Given task: Copy the data below exactly.

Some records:
● ● ● ● ●

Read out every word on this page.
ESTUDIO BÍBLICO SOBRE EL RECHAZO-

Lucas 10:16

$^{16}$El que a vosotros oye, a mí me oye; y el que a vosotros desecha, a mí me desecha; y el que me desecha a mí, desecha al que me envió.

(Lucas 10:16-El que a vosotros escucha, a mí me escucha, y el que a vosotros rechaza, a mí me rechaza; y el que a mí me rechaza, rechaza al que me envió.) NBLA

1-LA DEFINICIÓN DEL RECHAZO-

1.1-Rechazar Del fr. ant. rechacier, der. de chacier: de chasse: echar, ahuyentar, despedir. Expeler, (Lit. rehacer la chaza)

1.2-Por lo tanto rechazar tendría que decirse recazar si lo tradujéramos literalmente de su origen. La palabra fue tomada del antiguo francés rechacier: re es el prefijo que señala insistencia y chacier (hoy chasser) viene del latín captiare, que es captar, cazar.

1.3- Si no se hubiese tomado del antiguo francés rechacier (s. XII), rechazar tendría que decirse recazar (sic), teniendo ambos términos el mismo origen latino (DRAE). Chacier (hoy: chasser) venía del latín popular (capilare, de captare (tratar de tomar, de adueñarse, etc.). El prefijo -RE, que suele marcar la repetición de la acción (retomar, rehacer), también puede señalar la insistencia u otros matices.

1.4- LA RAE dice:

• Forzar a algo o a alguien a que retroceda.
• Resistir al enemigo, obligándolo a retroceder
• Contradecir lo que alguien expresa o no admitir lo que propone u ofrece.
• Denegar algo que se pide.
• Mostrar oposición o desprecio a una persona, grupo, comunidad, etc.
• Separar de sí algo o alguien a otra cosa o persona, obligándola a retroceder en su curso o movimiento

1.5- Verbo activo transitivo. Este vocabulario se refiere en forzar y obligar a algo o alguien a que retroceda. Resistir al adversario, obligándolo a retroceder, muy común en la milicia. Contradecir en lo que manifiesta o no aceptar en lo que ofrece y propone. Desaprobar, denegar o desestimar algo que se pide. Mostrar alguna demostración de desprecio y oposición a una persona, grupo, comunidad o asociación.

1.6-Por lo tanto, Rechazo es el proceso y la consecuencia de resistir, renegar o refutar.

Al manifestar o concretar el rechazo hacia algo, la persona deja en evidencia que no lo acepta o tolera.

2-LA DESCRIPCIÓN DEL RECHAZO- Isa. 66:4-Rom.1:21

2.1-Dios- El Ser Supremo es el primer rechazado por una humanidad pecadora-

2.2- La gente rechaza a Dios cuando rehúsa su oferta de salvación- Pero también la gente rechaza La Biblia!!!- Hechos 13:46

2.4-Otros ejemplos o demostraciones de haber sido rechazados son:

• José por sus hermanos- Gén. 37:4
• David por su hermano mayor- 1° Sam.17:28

● ● ● ● ●

Task answer:
Read out every word on this page.
ESTUDIO BÍBLICO SOBRE EL RECHAZO-

Lucas 10:16

$^{16}$El que a vosotros oye, a mí me oye; y el que a vosotros desecha, a mí me desecha; y el que me desecha a mí, desecha al que me envió.

(Lucas 10:16-El que a vosotros escucha, a mí me escucha, y el que a vosotros rechaza, a mí me rechaza; y el que a mí me rechaza, rechaza al que me envió.) NBLA

1-LA DEFINICIÓN DEL RECHAZO-

1.1-Rechazar Del fr. ant. rechacier, der. de chacier: de chasse: echar, ahuyentar, despedir. Expeler, (Lit. rehacer la chaza)

1.2-Por lo tanto rechazar tendría que decirse recazar si lo tradujéramos literalmente de su origen. La palabra fue tomada del antiguo francés rechacier: re es el prefijo que señala insistencia y chacier (hoy chasser) viene del latín captiare, que es captar, cazar.

1.3- Si no se hubiese tomado del antiguo francés rechacier (s. XII), rechazar tendría que decirse recazar (sic), teniendo ambos términos el mismo origen latino (DRAE). Chacier (hoy: chasser) venía del latín popular (capilare, de captare (tratar de tomar, de adueñarse, etc.). El prefijo -RE, que suele marcar la repetición de la acción (retomar, rehacer), también puede señalar la insistencia u otros matices.

1.4- LA RAE dice:

• Forzar a algo o a alguien a que retroceda.
• Resistir al enemigo, obligándolo a retroceder
• Contradecir lo que alguien expresa o no admitir lo que propone u ofrece.
• Denegar algo que se pide.
• Mostrar oposición o desprecio a una persona, grupo, comunidad, etc.
• Separar de sí algo o alguien a otra cosa o persona, obligándola a retroceder en su curso o movimiento

1.5- Verbo activo transitivo. Este vocabulario se refiere en forzar y obligar a algo o alguien a que retroceda. Resistir al adversario, obligándolo a retroceder, muy común en la milicia. Contradecir en lo que manifiesta o no aceptar en lo que ofrece y propone. Desaprobar, denegar o desestimar algo que se pide. Mostrar alguna demostración de desprecio y oposición a una persona, grupo, comunidad o asociación.

1.6-Por lo tanto, Rechazo es el proceso y la consecuencia de resistir, renegar o refutar.

Al manifestar o concretar el rechazo hacia algo, la persona deja en evidencia que no lo acepta o tolera.

2-LA DESCRIPCIÓN DEL RECHAZO- Isa. 66:4-Rom.1:21

2.1-Dios- El Ser Supremo es el primer rechazado por una humanidad pecadora-

2.2- La gente rechaza a Dios cuando rehúsa su oferta de salvación- Pero también la gente rechaza La Biblia!!!- Hechos 13:46

2.4-Otros ejemplos o demostraciones de haber sido rechazados son:

• José por sus hermanos- Gén. 37:4
• David por su hermano mayor- 1° Sam.17:28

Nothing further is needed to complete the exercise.